Find the lines that hold the word "отправками" and return them.

▶ _Stored records_:
______

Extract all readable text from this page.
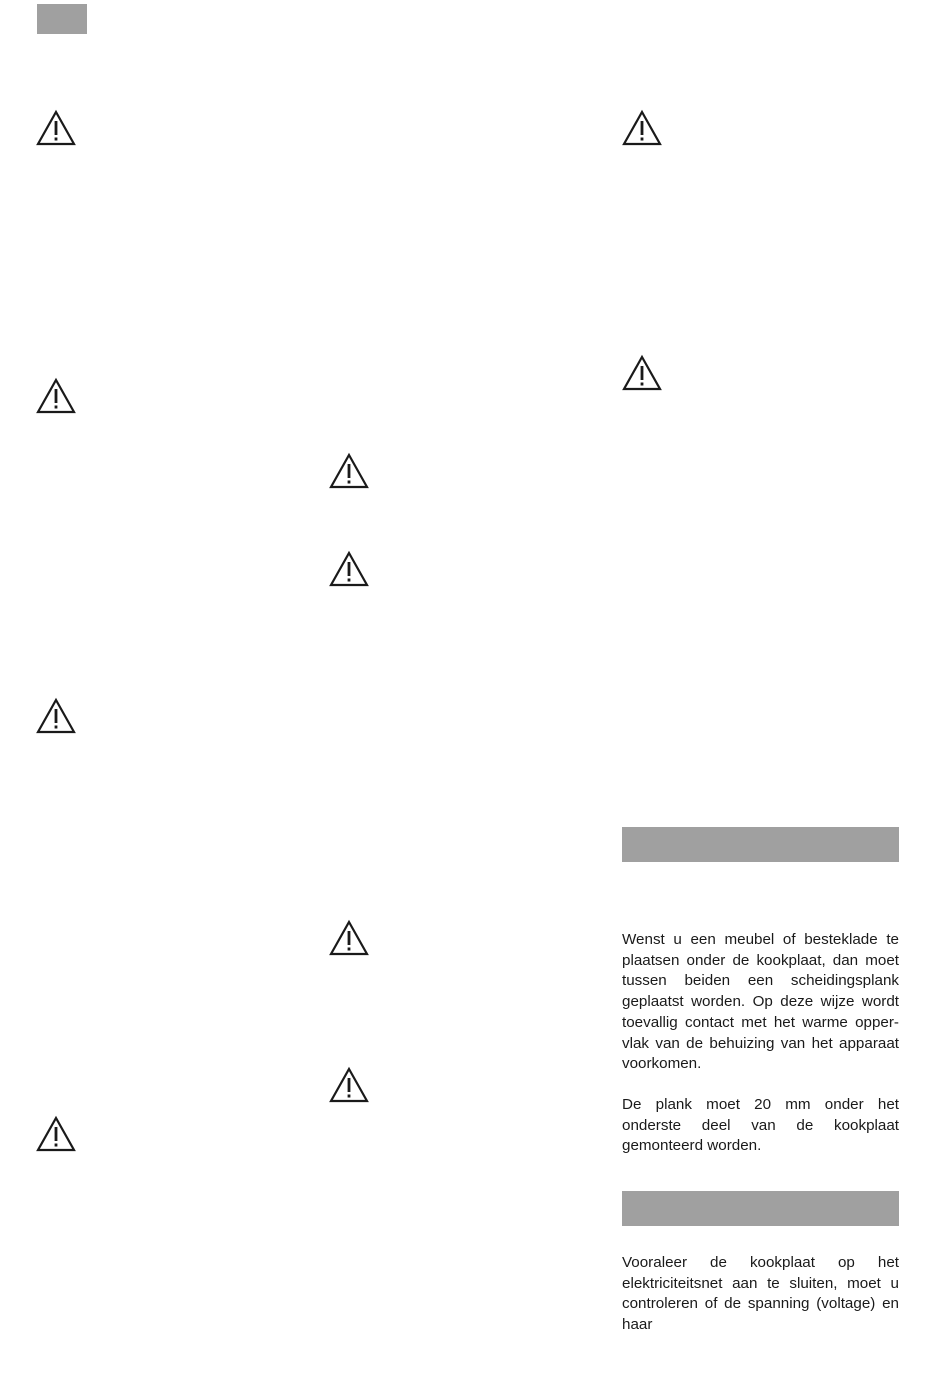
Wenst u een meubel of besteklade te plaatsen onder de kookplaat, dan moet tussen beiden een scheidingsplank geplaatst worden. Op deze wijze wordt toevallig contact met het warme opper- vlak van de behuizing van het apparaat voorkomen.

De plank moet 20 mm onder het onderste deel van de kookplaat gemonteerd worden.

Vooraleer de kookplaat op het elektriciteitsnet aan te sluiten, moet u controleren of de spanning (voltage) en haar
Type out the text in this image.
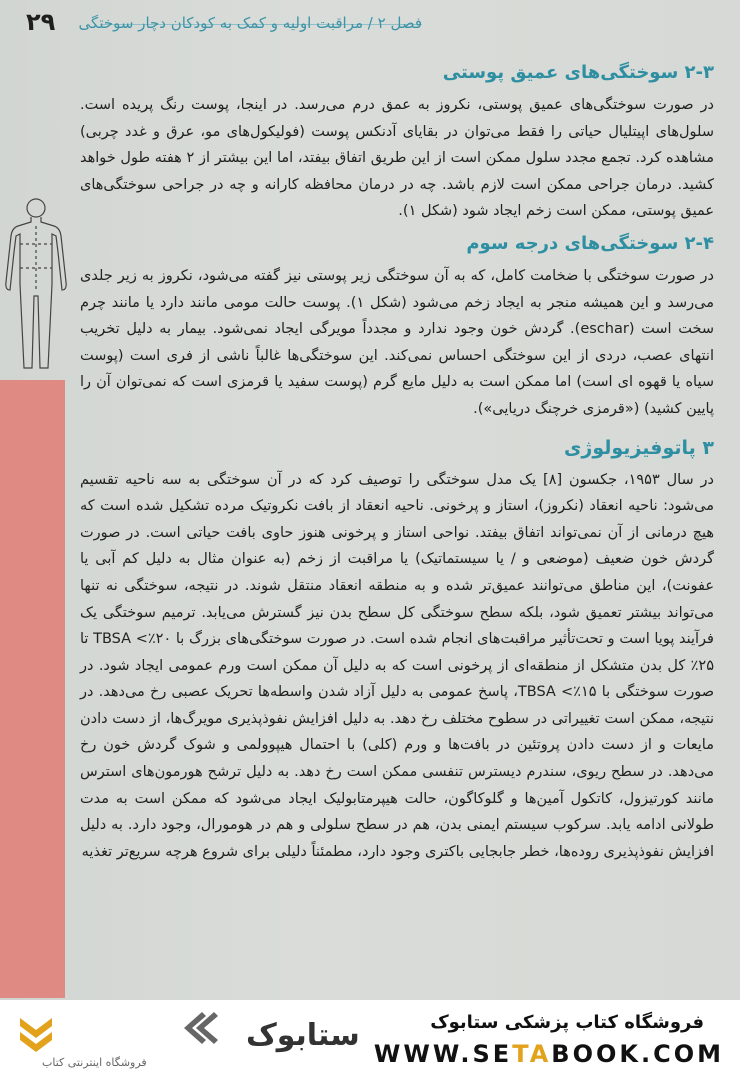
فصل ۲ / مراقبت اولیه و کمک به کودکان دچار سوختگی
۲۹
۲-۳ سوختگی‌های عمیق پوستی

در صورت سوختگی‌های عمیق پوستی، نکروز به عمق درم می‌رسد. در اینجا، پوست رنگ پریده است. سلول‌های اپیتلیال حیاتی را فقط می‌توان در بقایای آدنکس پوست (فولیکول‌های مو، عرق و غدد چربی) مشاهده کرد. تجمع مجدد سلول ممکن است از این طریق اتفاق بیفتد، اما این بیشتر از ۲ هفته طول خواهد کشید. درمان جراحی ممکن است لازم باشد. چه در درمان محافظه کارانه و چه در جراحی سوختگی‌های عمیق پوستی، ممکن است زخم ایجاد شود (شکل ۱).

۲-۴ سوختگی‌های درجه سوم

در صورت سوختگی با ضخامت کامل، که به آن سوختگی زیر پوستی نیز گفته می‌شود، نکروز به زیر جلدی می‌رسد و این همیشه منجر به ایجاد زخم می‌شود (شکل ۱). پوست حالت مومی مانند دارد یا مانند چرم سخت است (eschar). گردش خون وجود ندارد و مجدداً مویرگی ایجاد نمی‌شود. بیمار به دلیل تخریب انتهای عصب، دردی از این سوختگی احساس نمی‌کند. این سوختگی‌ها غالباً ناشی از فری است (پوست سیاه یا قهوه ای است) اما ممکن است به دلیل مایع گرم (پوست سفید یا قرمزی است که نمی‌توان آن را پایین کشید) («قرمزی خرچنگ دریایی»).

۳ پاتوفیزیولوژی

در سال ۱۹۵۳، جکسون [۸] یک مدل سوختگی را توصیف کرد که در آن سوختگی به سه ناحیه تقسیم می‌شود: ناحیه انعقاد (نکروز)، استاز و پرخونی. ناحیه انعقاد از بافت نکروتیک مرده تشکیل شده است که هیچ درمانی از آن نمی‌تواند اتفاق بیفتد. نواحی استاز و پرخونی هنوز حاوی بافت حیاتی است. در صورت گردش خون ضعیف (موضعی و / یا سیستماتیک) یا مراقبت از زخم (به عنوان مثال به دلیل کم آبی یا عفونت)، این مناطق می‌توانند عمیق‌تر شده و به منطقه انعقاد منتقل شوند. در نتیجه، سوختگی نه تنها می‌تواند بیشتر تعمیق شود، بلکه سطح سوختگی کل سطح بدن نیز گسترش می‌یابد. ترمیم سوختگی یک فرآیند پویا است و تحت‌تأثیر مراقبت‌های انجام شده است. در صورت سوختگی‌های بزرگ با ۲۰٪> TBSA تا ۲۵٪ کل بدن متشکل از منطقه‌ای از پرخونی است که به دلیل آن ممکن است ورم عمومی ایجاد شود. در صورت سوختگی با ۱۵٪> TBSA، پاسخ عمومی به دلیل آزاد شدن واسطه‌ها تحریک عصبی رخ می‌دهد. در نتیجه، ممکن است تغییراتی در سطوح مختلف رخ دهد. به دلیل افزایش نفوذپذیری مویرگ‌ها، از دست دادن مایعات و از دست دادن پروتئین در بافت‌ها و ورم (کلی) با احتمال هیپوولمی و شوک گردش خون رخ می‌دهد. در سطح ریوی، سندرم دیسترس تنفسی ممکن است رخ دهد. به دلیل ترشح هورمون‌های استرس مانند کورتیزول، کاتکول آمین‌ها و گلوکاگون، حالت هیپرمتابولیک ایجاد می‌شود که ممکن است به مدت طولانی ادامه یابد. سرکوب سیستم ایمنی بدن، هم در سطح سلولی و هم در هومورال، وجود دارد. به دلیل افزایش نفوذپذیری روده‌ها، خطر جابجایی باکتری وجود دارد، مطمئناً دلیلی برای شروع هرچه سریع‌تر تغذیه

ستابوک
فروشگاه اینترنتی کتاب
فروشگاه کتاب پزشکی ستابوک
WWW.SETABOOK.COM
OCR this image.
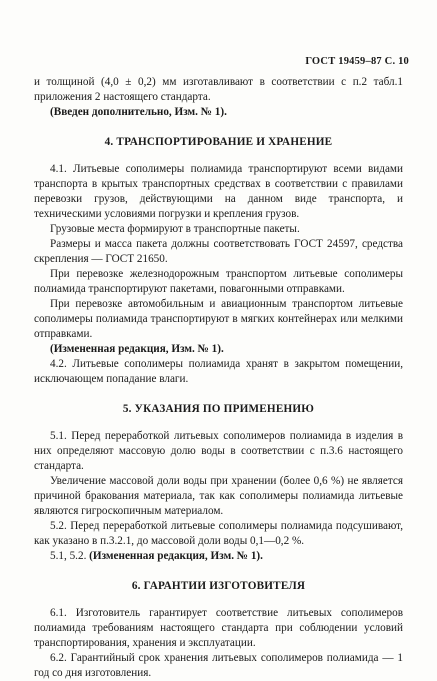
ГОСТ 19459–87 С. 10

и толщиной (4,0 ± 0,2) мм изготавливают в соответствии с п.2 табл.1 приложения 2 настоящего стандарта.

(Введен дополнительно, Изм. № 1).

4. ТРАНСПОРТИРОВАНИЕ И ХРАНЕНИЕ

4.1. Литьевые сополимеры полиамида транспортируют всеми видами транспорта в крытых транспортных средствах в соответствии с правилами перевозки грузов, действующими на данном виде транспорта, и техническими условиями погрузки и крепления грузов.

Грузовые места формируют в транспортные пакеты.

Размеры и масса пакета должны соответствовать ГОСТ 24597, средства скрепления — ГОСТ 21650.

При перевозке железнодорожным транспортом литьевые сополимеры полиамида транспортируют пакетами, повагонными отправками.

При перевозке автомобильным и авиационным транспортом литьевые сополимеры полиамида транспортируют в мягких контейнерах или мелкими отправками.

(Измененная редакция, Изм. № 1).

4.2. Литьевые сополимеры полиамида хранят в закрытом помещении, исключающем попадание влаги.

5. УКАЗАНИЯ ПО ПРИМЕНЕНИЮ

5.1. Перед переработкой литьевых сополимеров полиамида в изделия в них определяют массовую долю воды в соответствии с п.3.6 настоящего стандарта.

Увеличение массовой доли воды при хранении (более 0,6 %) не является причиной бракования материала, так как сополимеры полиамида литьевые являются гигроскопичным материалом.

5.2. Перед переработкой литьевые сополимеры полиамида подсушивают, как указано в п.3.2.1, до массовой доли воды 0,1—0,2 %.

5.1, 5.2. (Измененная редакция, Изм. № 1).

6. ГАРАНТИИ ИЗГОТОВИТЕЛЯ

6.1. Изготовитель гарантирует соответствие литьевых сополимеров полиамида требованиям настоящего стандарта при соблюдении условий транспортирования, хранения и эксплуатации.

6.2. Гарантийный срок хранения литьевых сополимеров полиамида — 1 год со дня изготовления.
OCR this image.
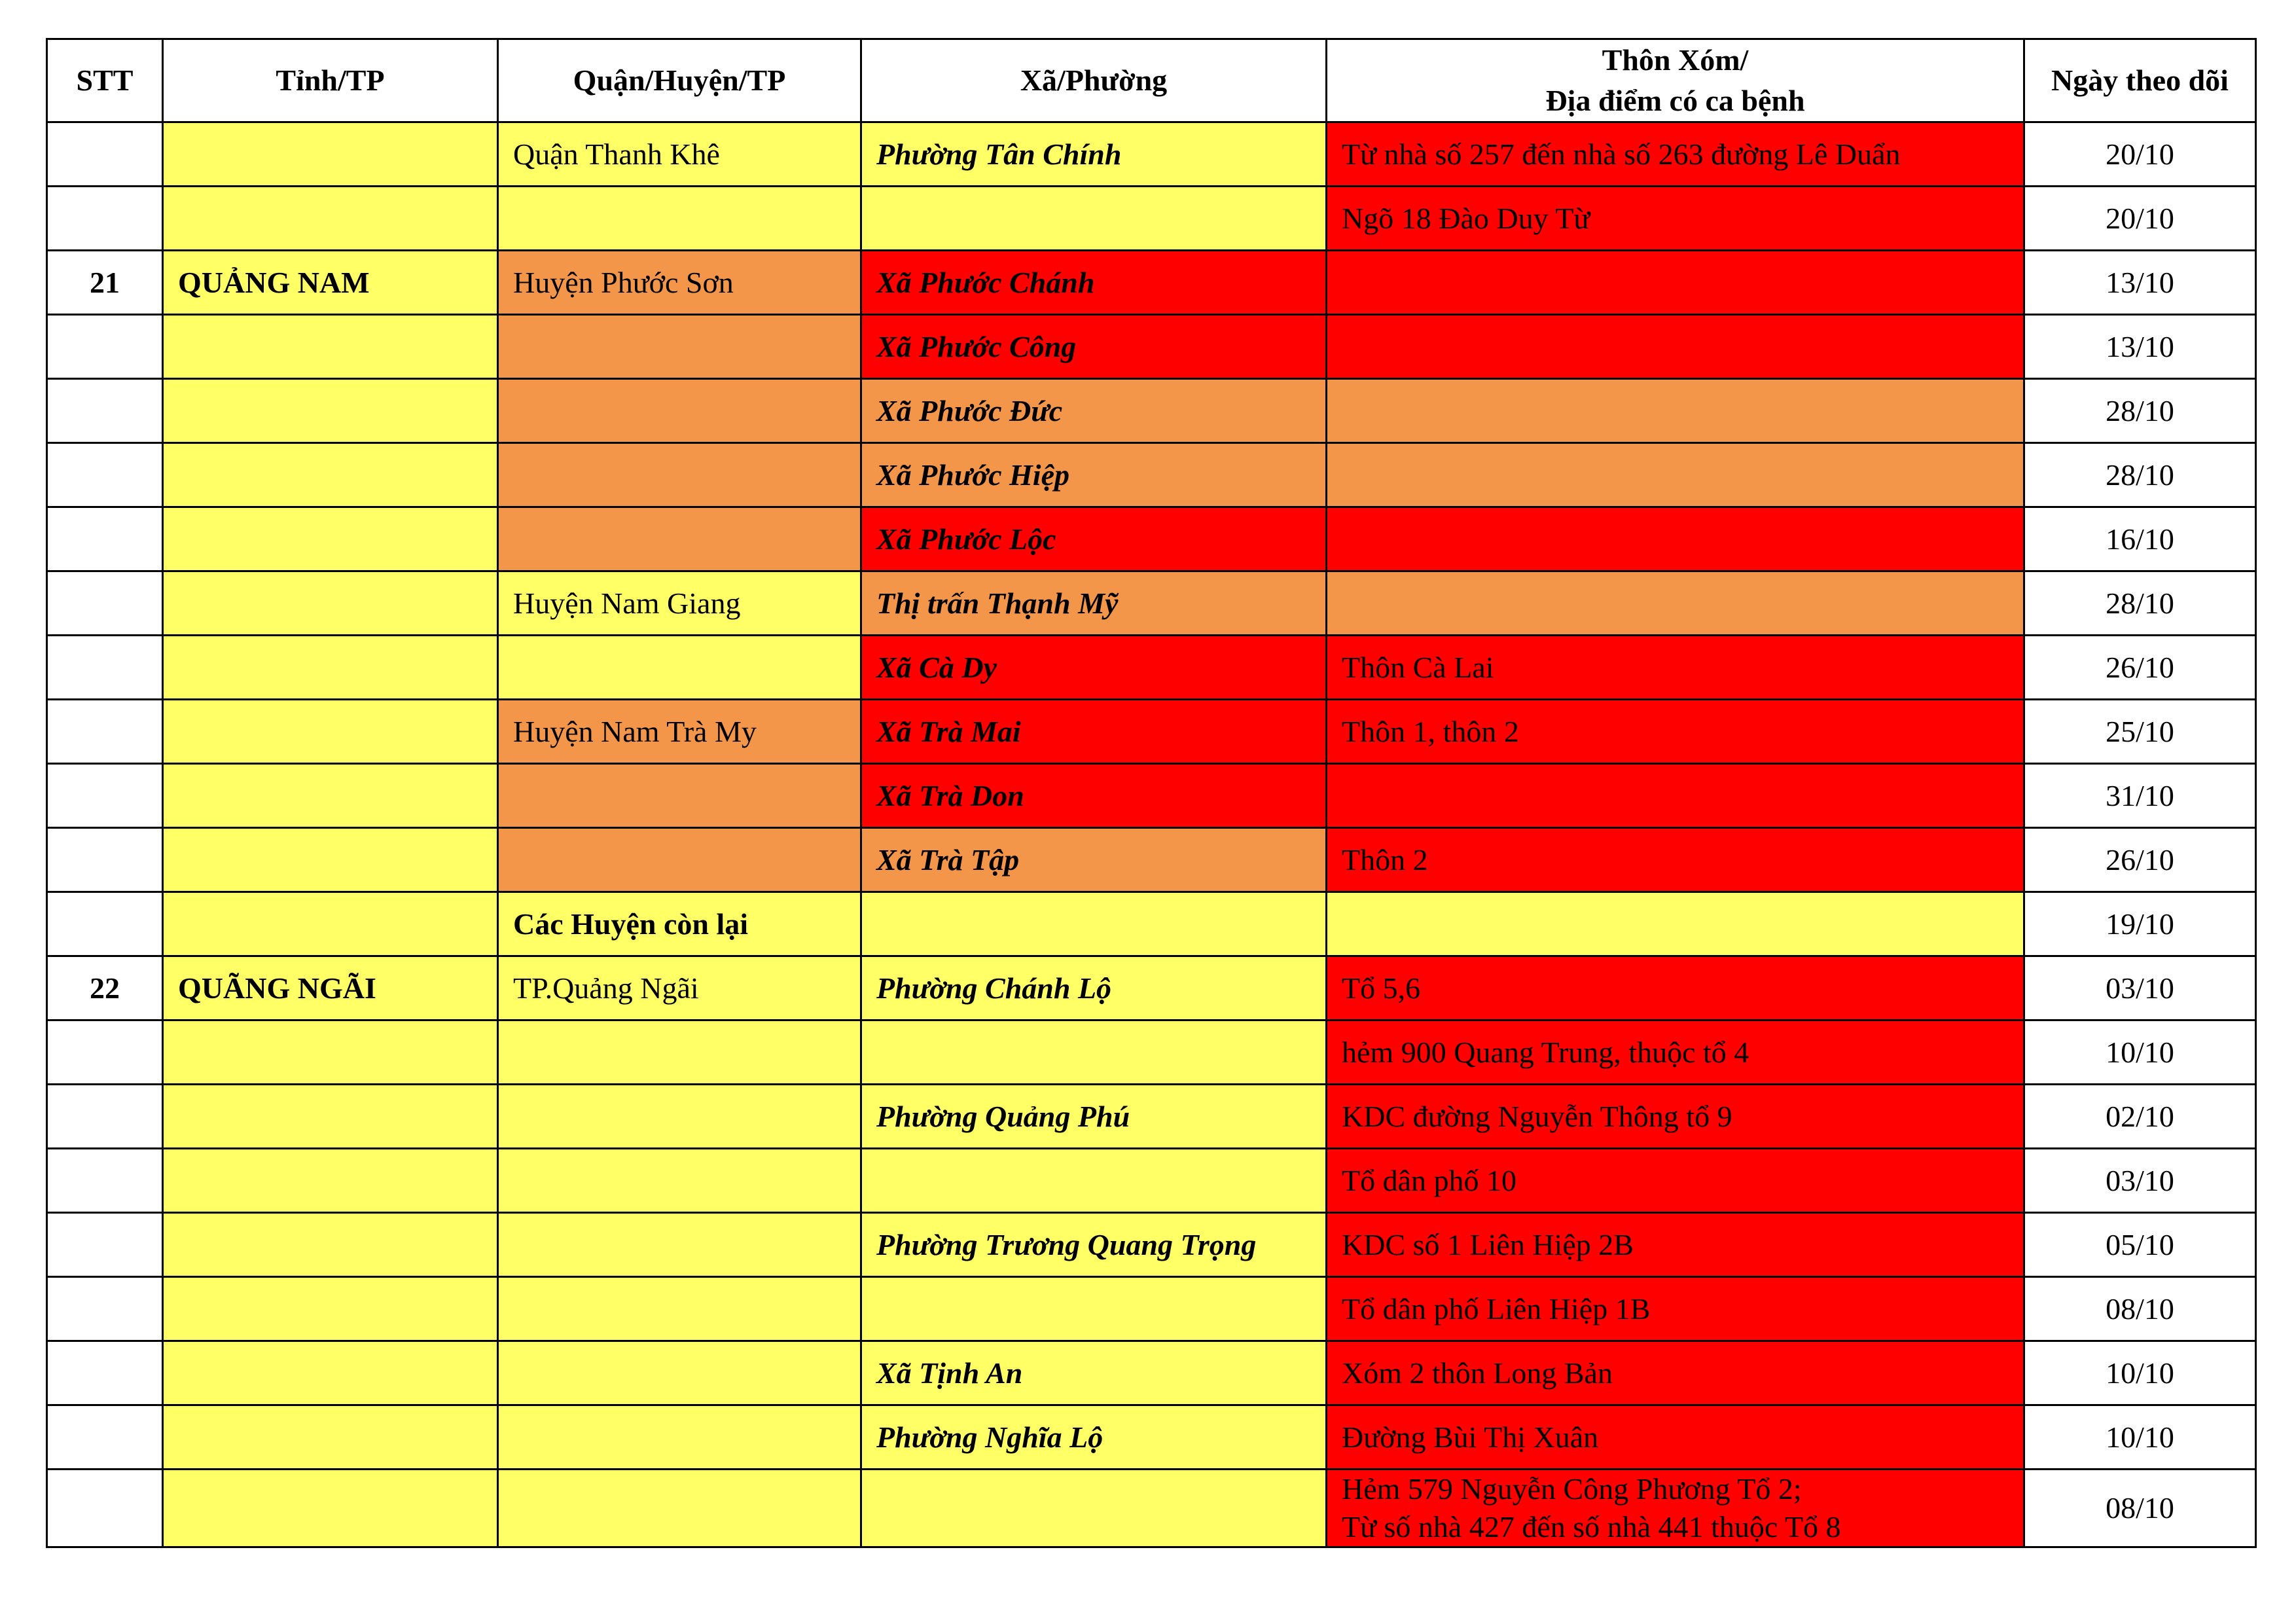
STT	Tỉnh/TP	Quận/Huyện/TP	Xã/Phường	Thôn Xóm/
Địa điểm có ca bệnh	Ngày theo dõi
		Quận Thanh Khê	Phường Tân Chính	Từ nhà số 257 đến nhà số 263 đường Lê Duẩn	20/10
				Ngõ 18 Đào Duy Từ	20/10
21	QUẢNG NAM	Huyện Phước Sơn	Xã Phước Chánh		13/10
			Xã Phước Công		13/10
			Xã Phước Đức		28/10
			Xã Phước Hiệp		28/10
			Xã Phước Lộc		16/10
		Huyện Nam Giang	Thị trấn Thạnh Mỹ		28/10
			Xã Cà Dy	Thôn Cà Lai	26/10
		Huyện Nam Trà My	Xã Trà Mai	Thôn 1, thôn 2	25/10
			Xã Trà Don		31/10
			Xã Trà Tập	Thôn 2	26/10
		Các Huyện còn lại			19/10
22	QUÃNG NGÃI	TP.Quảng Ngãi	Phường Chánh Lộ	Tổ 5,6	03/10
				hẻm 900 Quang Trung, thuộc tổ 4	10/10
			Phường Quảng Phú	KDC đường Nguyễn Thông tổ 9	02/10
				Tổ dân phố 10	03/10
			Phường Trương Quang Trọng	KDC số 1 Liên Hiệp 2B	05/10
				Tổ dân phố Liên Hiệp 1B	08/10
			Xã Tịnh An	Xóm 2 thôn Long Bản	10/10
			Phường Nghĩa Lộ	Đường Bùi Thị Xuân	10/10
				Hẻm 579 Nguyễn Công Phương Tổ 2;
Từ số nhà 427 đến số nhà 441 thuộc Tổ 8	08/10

______

▶ _TASK RESULT_:
При перевозке железнодорожным транспортом литьевые сополимеры полиамида транспортируют пакетами, повагонными отправками.
При перевозке автомобильным и авиационным транспортом литьевые сополимеры полиамида транспортируют в мягких контейнерах или мелкими отправками.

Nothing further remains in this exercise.